WORK TO BE COMPLETED => Make an exact copy of the records, dropping all pictures.

SUPPLIED MATERIAL =>
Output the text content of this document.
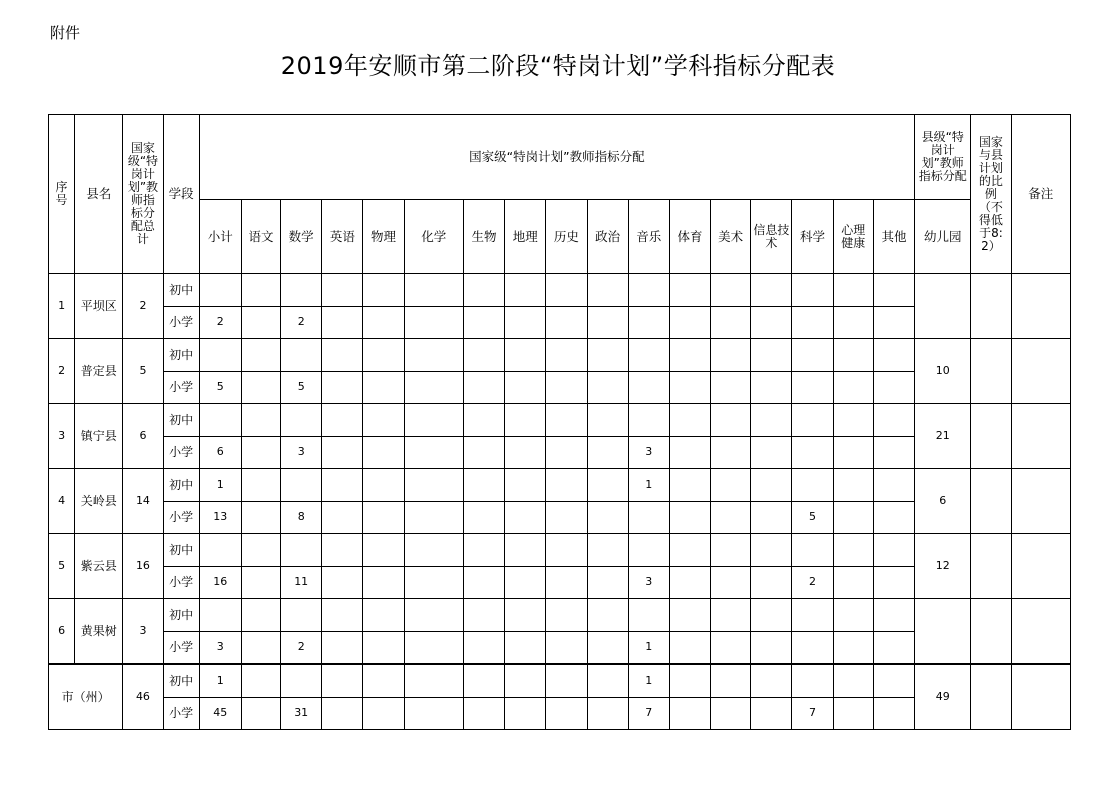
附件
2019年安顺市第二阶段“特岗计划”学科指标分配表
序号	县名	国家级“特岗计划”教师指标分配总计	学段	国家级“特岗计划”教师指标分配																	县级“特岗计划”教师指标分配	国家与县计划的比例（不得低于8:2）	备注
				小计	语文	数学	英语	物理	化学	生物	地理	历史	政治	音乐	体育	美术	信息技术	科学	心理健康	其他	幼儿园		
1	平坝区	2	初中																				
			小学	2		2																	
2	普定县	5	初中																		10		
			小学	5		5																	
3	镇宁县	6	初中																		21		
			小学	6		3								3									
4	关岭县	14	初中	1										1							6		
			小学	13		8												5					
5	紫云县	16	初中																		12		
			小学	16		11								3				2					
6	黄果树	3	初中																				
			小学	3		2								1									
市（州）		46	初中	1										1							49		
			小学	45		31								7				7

IN RESPONSE =>
Output the text content of this document.
附件
2019年安顺市第二阶段“特岗计划”学科指标分配表
序号	县名	国家级“特岗计划”教师指标分配总计	学段	国家级“特岗计划”教师指标分配																	县级“特岗计划”教师指标分配	国家与县计划的比例（不得低于8:2）	备注
				小计	语文	数学	英语	物理	化学	生物	地理	历史	政治	音乐	体育	美术	信息技术	科学	心理健康	其他	幼儿园		
1	平坝区	2	初中																				
			小学	2		2																	
2	普定县	5	初中																		10		
			小学	5		5																	
3	镇宁县	6	初中																		21		
			小学	6		3								3									
4	关岭县	14	初中	1										1							6		
			小学	13		8												5					
5	紫云县	16	初中																		12		
			小学	16		11								3				2					
6	黄果树	3	初中																				
			小学	3		2								1									
市（州）		46	初中	1										1							49		
			小学	45		31								7				7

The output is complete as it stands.